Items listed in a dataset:
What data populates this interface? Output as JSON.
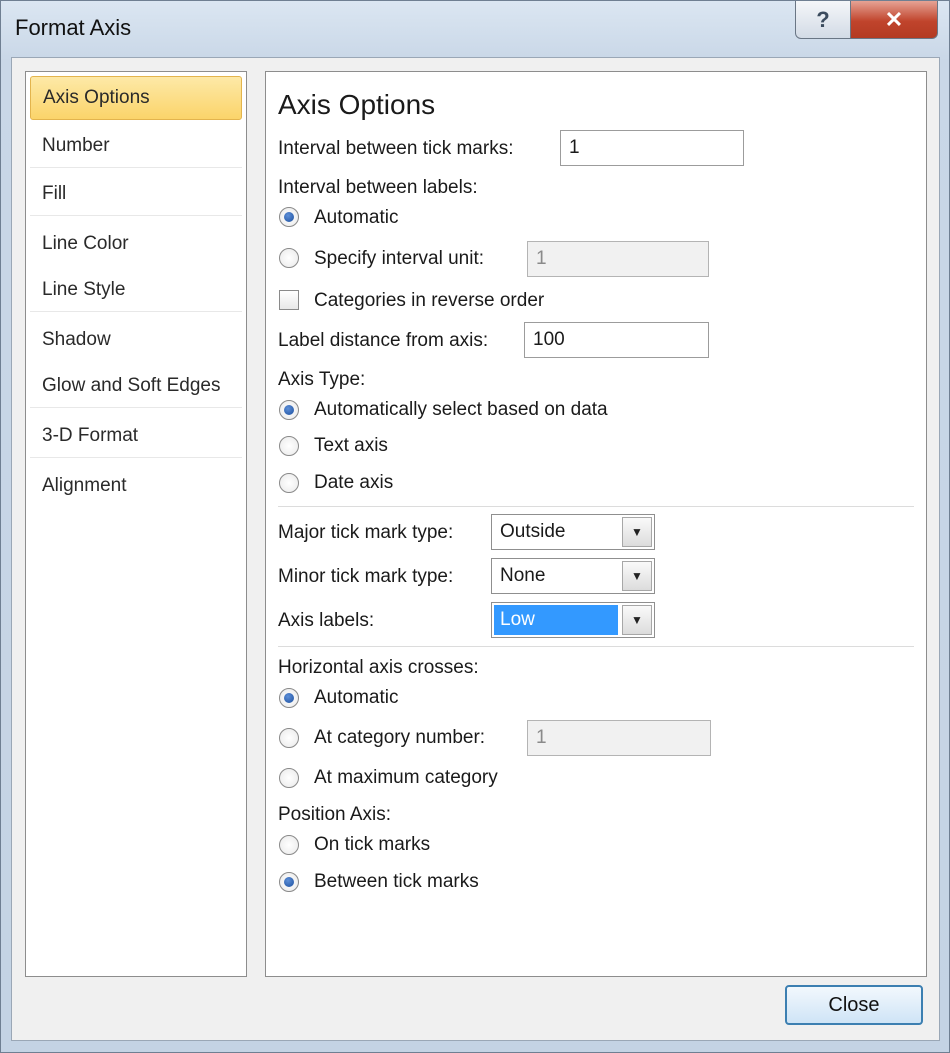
{
  "window": {
    "title": "Format Axis",
    "help_glyph": "?",
    "close_glyph": "✕"
  },
  "nav": {
    "items": [
      {
        "label": "Axis Options",
        "selected": true
      },
      {
        "label": "Number"
      },
      {
        "label": "Fill"
      },
      {
        "label": "Line Color"
      },
      {
        "label": "Line Style"
      },
      {
        "label": "Shadow"
      },
      {
        "label": "Glow and Soft Edges"
      },
      {
        "label": "3-D Format"
      },
      {
        "label": "Alignment"
      }
    ]
  },
  "panel": {
    "heading": "Axis Options",
    "interval_tick_label": "Interval between tick marks:",
    "interval_tick_value": "1",
    "interval_labels_label": "Interval between labels:",
    "interval_labels_options": [
      "Automatic",
      "Specify interval unit:"
    ],
    "interval_labels_selected": "Automatic",
    "interval_unit_value": "1",
    "reverse_order_label": "Categories in reverse order",
    "reverse_order_checked": false,
    "label_distance_label": "Label distance from axis:",
    "label_distance_value": "100",
    "axis_type_label": "Axis Type:",
    "axis_type_options": [
      "Automatically select based on data",
      "Text axis",
      "Date axis"
    ],
    "axis_type_selected": "Automatically select based on data",
    "major_tick_label": "Major tick mark type:",
    "major_tick_value": "Outside",
    "minor_tick_label": "Minor tick mark type:",
    "minor_tick_value": "None",
    "axis_labels_label": "Axis labels:",
    "axis_labels_value": "Low",
    "crosses_label": "Horizontal axis crosses:",
    "crosses_options": [
      "Automatic",
      "At category number:",
      "At maximum category"
    ],
    "crosses_selected": "Automatic",
    "category_number_value": "1",
    "position_axis_label": "Position Axis:",
    "position_options": [
      "On tick marks",
      "Between tick marks"
    ],
    "position_selected": "Between tick marks"
  },
  "footer": {
    "close_label": "Close"
  },
  "colors": {
    "selected_nav": "#fbd46a",
    "highlight": "#3399ff",
    "close_button": "#c0442c"
  }
}
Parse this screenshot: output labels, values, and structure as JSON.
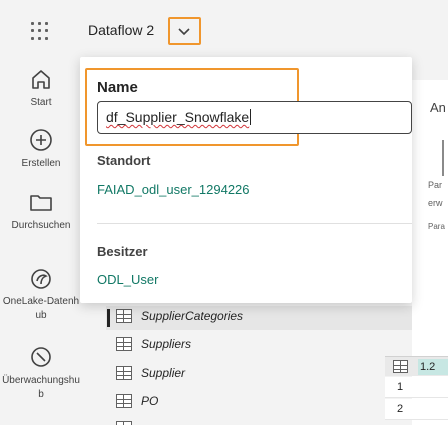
{
  "header": {
    "title": "Dataflow 2"
  },
  "nav": [
    {
      "label": "Start",
      "icon": "home-icon"
    },
    {
      "label": "Erstellen",
      "icon": "plus-circle-icon"
    },
    {
      "label": "Durchsuchen",
      "icon": "folder-icon"
    },
    {
      "label": "OneLake-Datenhub",
      "icon": "onelake-icon"
    },
    {
      "label": "Überwachungshub",
      "icon": "monitor-icon"
    }
  ],
  "popup": {
    "name_label": "Name",
    "name_value": "df_Supplier_Snowflake",
    "location_label": "Standort",
    "location_value": "FAIAD_odl_user_1294226",
    "owner_label": "Besitzer",
    "owner_value": "ODL_User"
  },
  "tree": {
    "items": [
      "SupplierCategories",
      "Suppliers",
      "Supplier",
      "PO"
    ]
  },
  "grid": {
    "type_label": "1.2",
    "rows": [
      "1",
      "2"
    ]
  },
  "fragments": {
    "an": "An",
    "par": "Par",
    "erw": "erw",
    "para": "Para"
  },
  "colors": {
    "highlight": "#f0962d",
    "link_text": "#117865",
    "spellcheck": "#d13438"
  }
}
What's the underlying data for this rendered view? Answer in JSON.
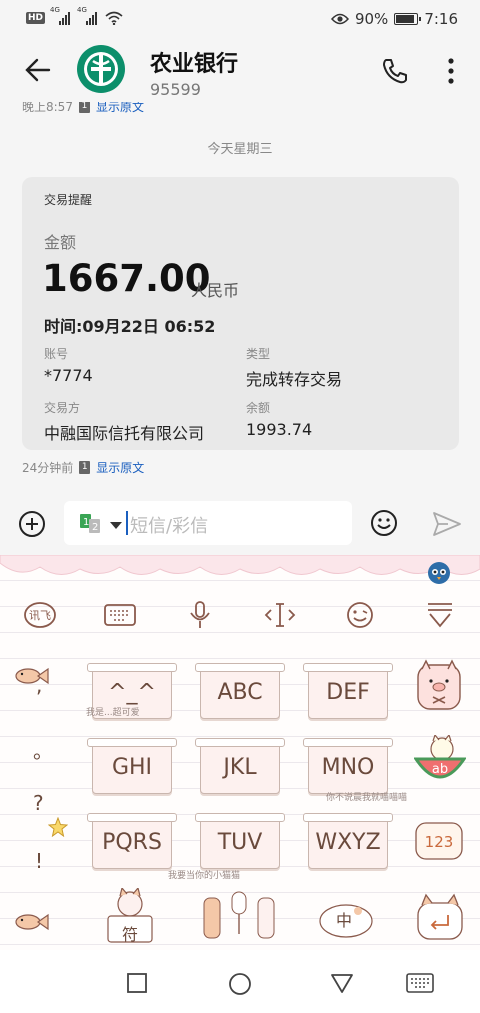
{
  "status_bar": {
    "hd": "HD",
    "network1": "4G",
    "network2": "4G",
    "battery": "90%",
    "battery_level": 0.9,
    "time": "7:16"
  },
  "header": {
    "title": "农业银行",
    "number": "95599"
  },
  "messages": {
    "previous_meta": {
      "time": "晚上8:57",
      "sim": "1",
      "link": "显示原文"
    },
    "date_separator": "今天星期三",
    "card": {
      "title": "交易提醒",
      "amount_label": "金额",
      "amount": "1667.00",
      "currency": "人民币",
      "time_line": "时间:09月22日 06:52",
      "fields": [
        {
          "label": "账号",
          "value": "*7774"
        },
        {
          "label": "类型",
          "value": "完成转存交易"
        },
        {
          "label": "交易方",
          "value": "中融国际信托有限公司"
        },
        {
          "label": "余额",
          "value": "1993.74"
        }
      ]
    },
    "card_meta": {
      "time": "24分钟前",
      "sim": "1",
      "link": "显示原文"
    }
  },
  "composer": {
    "placeholder": "短信/彩信",
    "sim_badge": "1 2"
  },
  "keyboard": {
    "toolbar": [
      "xunfei-icon",
      "keyboard-icon",
      "microphone-icon",
      "cursor-move-icon",
      "emoji-icon",
      "hide-keyboard-icon"
    ],
    "toolbar_xunfei_label": "讯飞",
    "side_symbols": [
      ",",
      "。",
      "?",
      "!"
    ],
    "keys": [
      "^_^",
      "ABC",
      "DEF",
      "GHI",
      "JKL",
      "MNO",
      "PQRS",
      "TUV",
      "WXYZ"
    ],
    "bottom_symbol_key": "符",
    "bottom_space_char": "中",
    "number_key": "123",
    "melon_key": "ab",
    "decor_texts": [
      "我要当你的小猫猫",
      "你不说晨我就喵喵喵",
      "我是...超可爱"
    ]
  },
  "colors": {
    "bank_green": "#0c8f6b",
    "link_blue": "#1a5fbf",
    "key_text": "#6a4a3c",
    "key_fill": "#fdf1ef"
  }
}
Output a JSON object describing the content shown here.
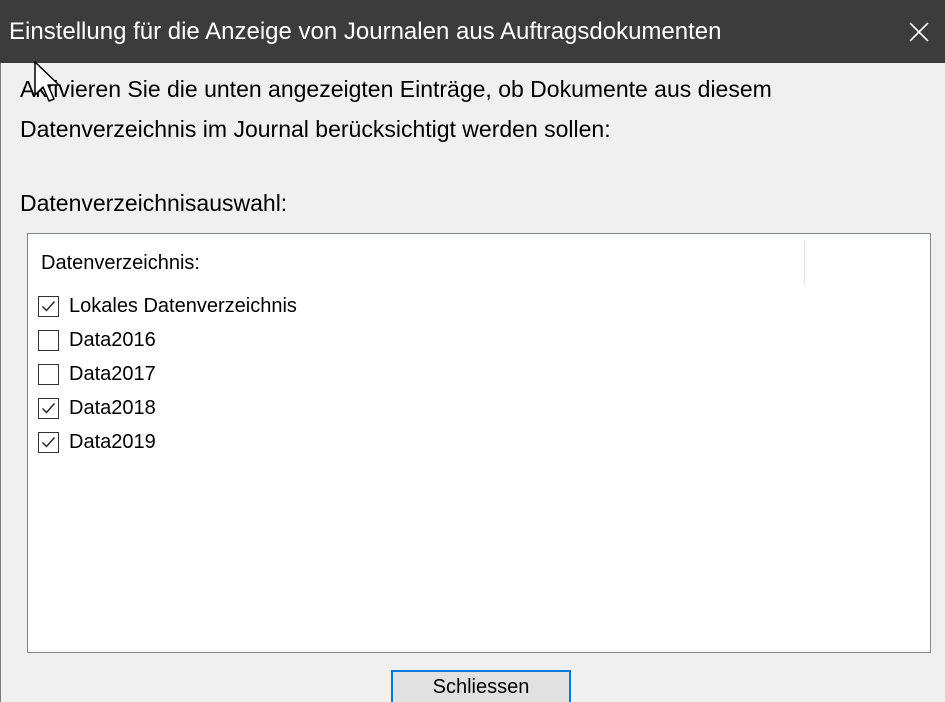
{
  "window": {
    "title": "Einstellung für die Anzeige von Journalen aus Auftragsdokumenten",
    "close_icon": "close-icon",
    "titlebar_color": "#3c3c3c",
    "accent_color": "#0078d7"
  },
  "intro": {
    "line1": "Aktivieren Sie die unten angezeigten Einträge, ob Dokumente aus diesem",
    "line2": "Datenverzeichnis im Journal berücksichtigt werden sollen:"
  },
  "section_label": "Datenverzeichnisauswahl:",
  "list": {
    "column_header": "Datenverzeichnis:",
    "items": [
      {
        "label": "Lokales Datenverzeichnis",
        "checked": true
      },
      {
        "label": "Data2016",
        "checked": false
      },
      {
        "label": "Data2017",
        "checked": false
      },
      {
        "label": "Data2018",
        "checked": true
      },
      {
        "label": "Data2019",
        "checked": true
      }
    ]
  },
  "buttons": {
    "close_label": "Schliessen"
  },
  "cursor_icon": "arrow-cursor-icon"
}
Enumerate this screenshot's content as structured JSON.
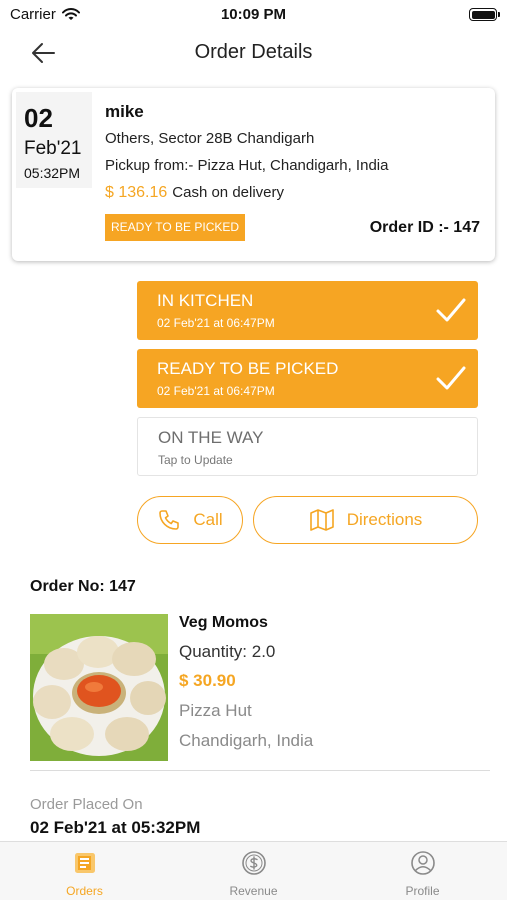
{
  "status_bar": {
    "carrier": "Carrier",
    "time": "10:09 PM"
  },
  "nav": {
    "title": "Order Details",
    "back_icon": "arrow-left-icon"
  },
  "order_card": {
    "day": "02",
    "month": "Feb'21",
    "time": "05:32PM",
    "customer_name": "mike",
    "address": "Others, Sector 28B Chandigarh",
    "pickup": "Pickup from:- Pizza Hut, Chandigarh, India",
    "amount": "$ 136.16",
    "payment_method": "Cash on delivery",
    "status_badge": "READY TO BE PICKED",
    "order_id": "Order ID :- 147"
  },
  "steps": [
    {
      "title": "IN KITCHEN",
      "subtitle": "02 Feb'21 at 06:47PM",
      "done": true
    },
    {
      "title": "READY TO BE PICKED",
      "subtitle": "02 Feb'21 at 06:47PM",
      "done": true
    },
    {
      "title": "ON THE WAY",
      "subtitle": "Tap to Update",
      "done": false
    }
  ],
  "actions": {
    "call_label": "Call",
    "directions_label": "Directions"
  },
  "order_details": {
    "order_no": "Order No: 147",
    "item": {
      "name": "Veg Momos",
      "quantity": "Quantity: 2.0",
      "price": "$ 30.90",
      "store": "Pizza Hut",
      "location": "Chandigarh, India"
    },
    "placed_label": "Order Placed On",
    "placed_value": "02 Feb'21 at 05:32PM"
  },
  "tabs": [
    {
      "label": "Orders",
      "icon": "orders-icon",
      "active": true
    },
    {
      "label": "Revenue",
      "icon": "revenue-icon",
      "active": false
    },
    {
      "label": "Profile",
      "icon": "profile-icon",
      "active": false
    }
  ],
  "colors": {
    "accent": "#f6a523",
    "text": "#111111",
    "muted": "#8a8a8a"
  }
}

EXERCISE DETAILS: What is the number of lines above that contain the string "PICKED"? Answer with the number alone.

RESULT OF THE EXERCISE: 2